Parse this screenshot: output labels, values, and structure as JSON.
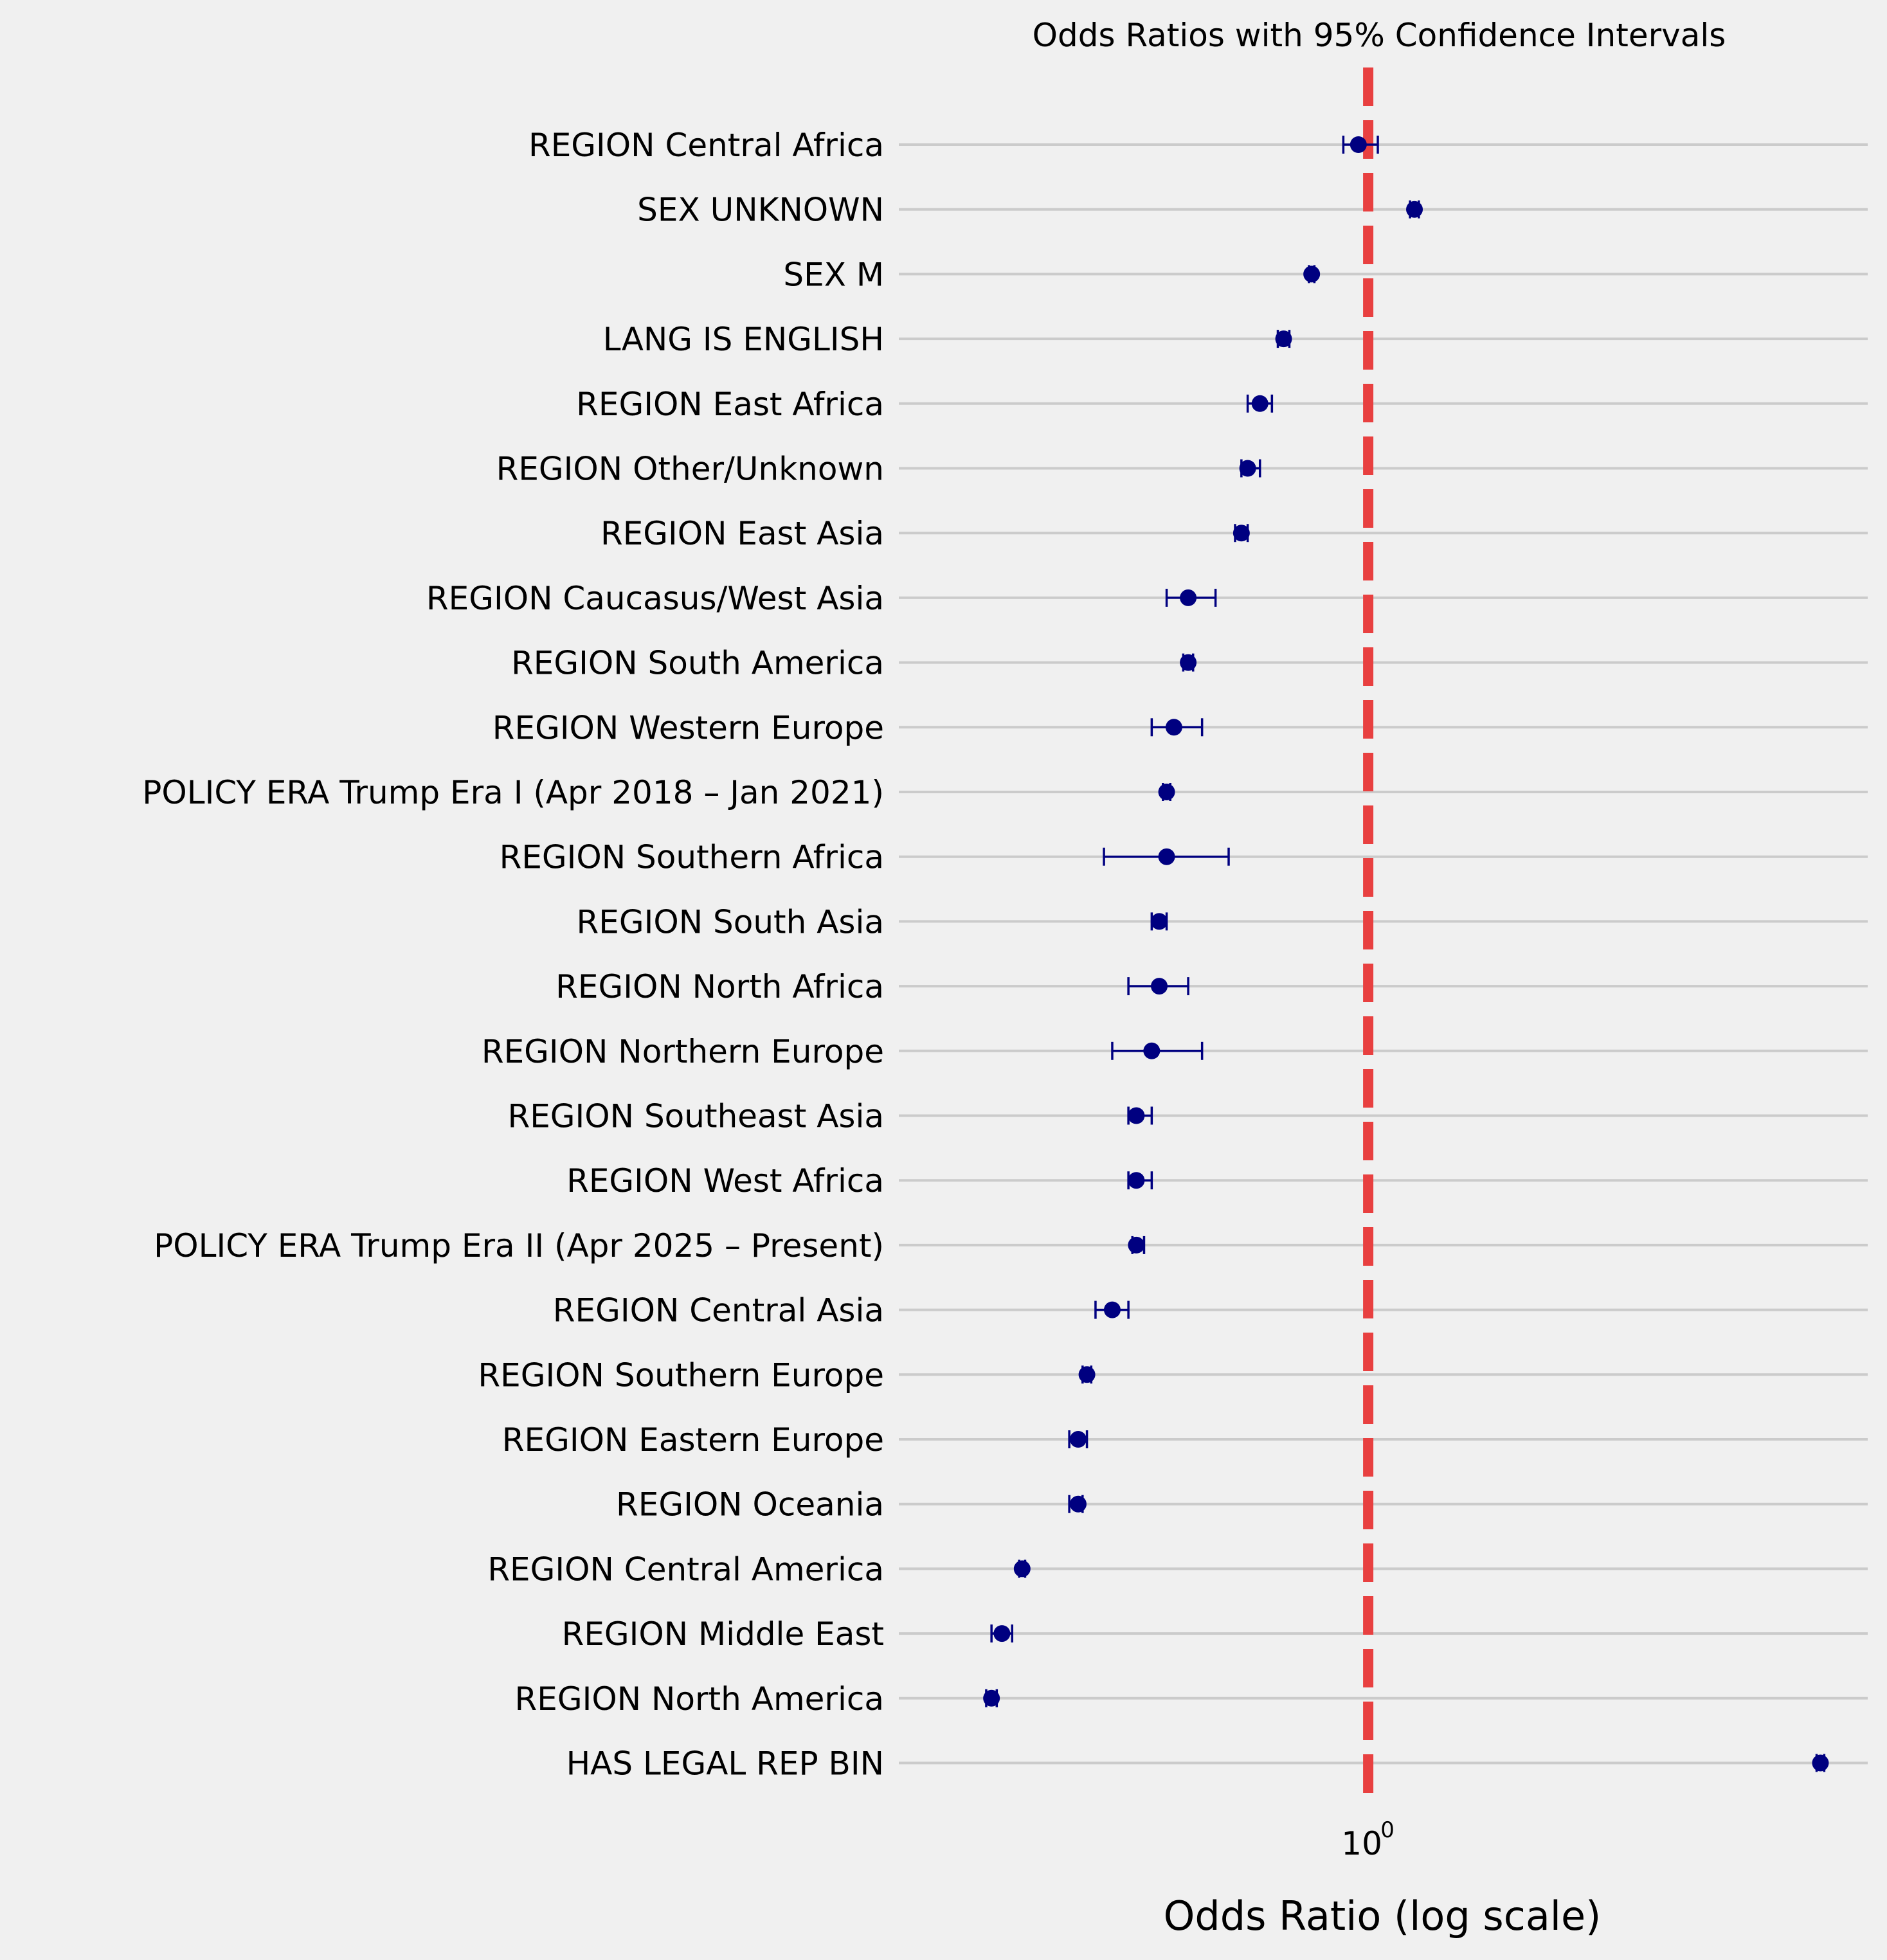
{
  "chart_data": {
    "type": "scatter",
    "title": "Odds Ratios with 95% Confidence Intervals",
    "xlabel": "Odds Ratio (log scale)",
    "ylabel": "",
    "x_scale": "log",
    "xlim": [
      0.38,
      2.8
    ],
    "x_ticks": [
      {
        "value": 1,
        "base": "10",
        "exponent": "0"
      }
    ],
    "reference_line": {
      "x": 1,
      "color": "#e84040",
      "style": "dashed"
    },
    "marker_color": "#000080",
    "grid": "horizontal",
    "items": [
      {
        "label": "REGION Central Africa",
        "or": 0.98,
        "lo": 0.95,
        "hi": 1.02
      },
      {
        "label": "SEX UNKNOWN",
        "or": 1.1,
        "lo": 1.09,
        "hi": 1.11
      },
      {
        "label": "SEX M",
        "or": 0.89,
        "lo": 0.885,
        "hi": 0.895
      },
      {
        "label": "LANG IS ENGLISH",
        "or": 0.84,
        "lo": 0.83,
        "hi": 0.85
      },
      {
        "label": "REGION East Africa",
        "or": 0.8,
        "lo": 0.78,
        "hi": 0.82
      },
      {
        "label": "REGION Other/Unknown",
        "or": 0.78,
        "lo": 0.77,
        "hi": 0.8
      },
      {
        "label": "REGION East Asia",
        "or": 0.77,
        "lo": 0.76,
        "hi": 0.78
      },
      {
        "label": "REGION Caucasus/West Asia",
        "or": 0.69,
        "lo": 0.66,
        "hi": 0.73
      },
      {
        "label": "REGION South America",
        "or": 0.69,
        "lo": 0.683,
        "hi": 0.697
      },
      {
        "label": "REGION Western Europe",
        "or": 0.67,
        "lo": 0.64,
        "hi": 0.71
      },
      {
        "label": "POLICY ERA Trump Era I (Apr 2018 – Jan 2021)",
        "or": 0.66,
        "lo": 0.655,
        "hi": 0.665
      },
      {
        "label": "REGION Southern Africa",
        "or": 0.66,
        "lo": 0.58,
        "hi": 0.75
      },
      {
        "label": "REGION South Asia",
        "or": 0.65,
        "lo": 0.64,
        "hi": 0.66
      },
      {
        "label": "REGION North Africa",
        "or": 0.65,
        "lo": 0.61,
        "hi": 0.69
      },
      {
        "label": "REGION Northern Europe",
        "or": 0.64,
        "lo": 0.59,
        "hi": 0.71
      },
      {
        "label": "REGION Southeast Asia",
        "or": 0.62,
        "lo": 0.61,
        "hi": 0.64
      },
      {
        "label": "REGION West Africa",
        "or": 0.62,
        "lo": 0.61,
        "hi": 0.64
      },
      {
        "label": "POLICY ERA Trump Era II (Apr 2025 – Present)",
        "or": 0.62,
        "lo": 0.615,
        "hi": 0.63
      },
      {
        "label": "REGION Central Asia",
        "or": 0.59,
        "lo": 0.57,
        "hi": 0.61
      },
      {
        "label": "REGION Southern Europe",
        "or": 0.56,
        "lo": 0.555,
        "hi": 0.565
      },
      {
        "label": "REGION Eastern Europe",
        "or": 0.55,
        "lo": 0.54,
        "hi": 0.56
      },
      {
        "label": "REGION Oceania",
        "or": 0.55,
        "lo": 0.54,
        "hi": 0.555
      },
      {
        "label": "REGION Central America",
        "or": 0.49,
        "lo": 0.487,
        "hi": 0.493
      },
      {
        "label": "REGION Middle East",
        "or": 0.47,
        "lo": 0.46,
        "hi": 0.48
      },
      {
        "label": "REGION North America",
        "or": 0.46,
        "lo": 0.455,
        "hi": 0.465
      },
      {
        "label": "HAS LEGAL REP BIN",
        "or": 2.54,
        "lo": 2.52,
        "hi": 2.56
      }
    ]
  }
}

=======

▶ PROBLEM REQUIREMENTS:
Without including any pictures, reproduce the listing exactly.

▶ COMPLETED TASK:
Parse this screenshot: output labels, values, and structure as JSON.
{
  "chart_data": {
    "type": "scatter",
    "title": "Odds Ratios with 95% Confidence Intervals",
    "xlabel": "Odds Ratio (log scale)",
    "ylabel": "",
    "x_scale": "log",
    "xlim": [
      0.38,
      2.8
    ],
    "x_ticks": [
      {
        "value": 1,
        "base": "10",
        "exponent": "0"
      }
    ],
    "reference_line": {
      "x": 1,
      "color": "#e84040",
      "style": "dashed"
    },
    "marker_color": "#000080",
    "grid": "horizontal",
    "items": [
      {
        "label": "REGION Central Africa",
        "or": 0.98,
        "lo": 0.95,
        "hi": 1.02
      },
      {
        "label": "SEX UNKNOWN",
        "or": 1.1,
        "lo": 1.09,
        "hi": 1.11
      },
      {
        "label": "SEX M",
        "or": 0.89,
        "lo": 0.885,
        "hi": 0.895
      },
      {
        "label": "LANG IS ENGLISH",
        "or": 0.84,
        "lo": 0.83,
        "hi": 0.85
      },
      {
        "label": "REGION East Africa",
        "or": 0.8,
        "lo": 0.78,
        "hi": 0.82
      },
      {
        "label": "REGION Other/Unknown",
        "or": 0.78,
        "lo": 0.77,
        "hi": 0.8
      },
      {
        "label": "REGION East Asia",
        "or": 0.77,
        "lo": 0.76,
        "hi": 0.78
      },
      {
        "label": "REGION Caucasus/West Asia",
        "or": 0.69,
        "lo": 0.66,
        "hi": 0.73
      },
      {
        "label": "REGION South America",
        "or": 0.69,
        "lo": 0.683,
        "hi": 0.697
      },
      {
        "label": "REGION Western Europe",
        "or": 0.67,
        "lo": 0.64,
        "hi": 0.71
      },
      {
        "label": "POLICY ERA Trump Era I (Apr 2018 – Jan 2021)",
        "or": 0.66,
        "lo": 0.655,
        "hi": 0.665
      },
      {
        "label": "REGION Southern Africa",
        "or": 0.66,
        "lo": 0.58,
        "hi": 0.75
      },
      {
        "label": "REGION South Asia",
        "or": 0.65,
        "lo": 0.64,
        "hi": 0.66
      },
      {
        "label": "REGION North Africa",
        "or": 0.65,
        "lo": 0.61,
        "hi": 0.69
      },
      {
        "label": "REGION Northern Europe",
        "or": 0.64,
        "lo": 0.59,
        "hi": 0.71
      },
      {
        "label": "REGION Southeast Asia",
        "or": 0.62,
        "lo": 0.61,
        "hi": 0.64
      },
      {
        "label": "REGION West Africa",
        "or": 0.62,
        "lo": 0.61,
        "hi": 0.64
      },
      {
        "label": "POLICY ERA Trump Era II (Apr 2025 – Present)",
        "or": 0.62,
        "lo": 0.615,
        "hi": 0.63
      },
      {
        "label": "REGION Central Asia",
        "or": 0.59,
        "lo": 0.57,
        "hi": 0.61
      },
      {
        "label": "REGION Southern Europe",
        "or": 0.56,
        "lo": 0.555,
        "hi": 0.565
      },
      {
        "label": "REGION Eastern Europe",
        "or": 0.55,
        "lo": 0.54,
        "hi": 0.56
      },
      {
        "label": "REGION Oceania",
        "or": 0.55,
        "lo": 0.54,
        "hi": 0.555
      },
      {
        "label": "REGION Central America",
        "or": 0.49,
        "lo": 0.487,
        "hi": 0.493
      },
      {
        "label": "REGION Middle East",
        "or": 0.47,
        "lo": 0.46,
        "hi": 0.48
      },
      {
        "label": "REGION North America",
        "or": 0.46,
        "lo": 0.455,
        "hi": 0.465
      },
      {
        "label": "HAS LEGAL REP BIN",
        "or": 2.54,
        "lo": 2.52,
        "hi": 2.56
      }
    ]
  }
}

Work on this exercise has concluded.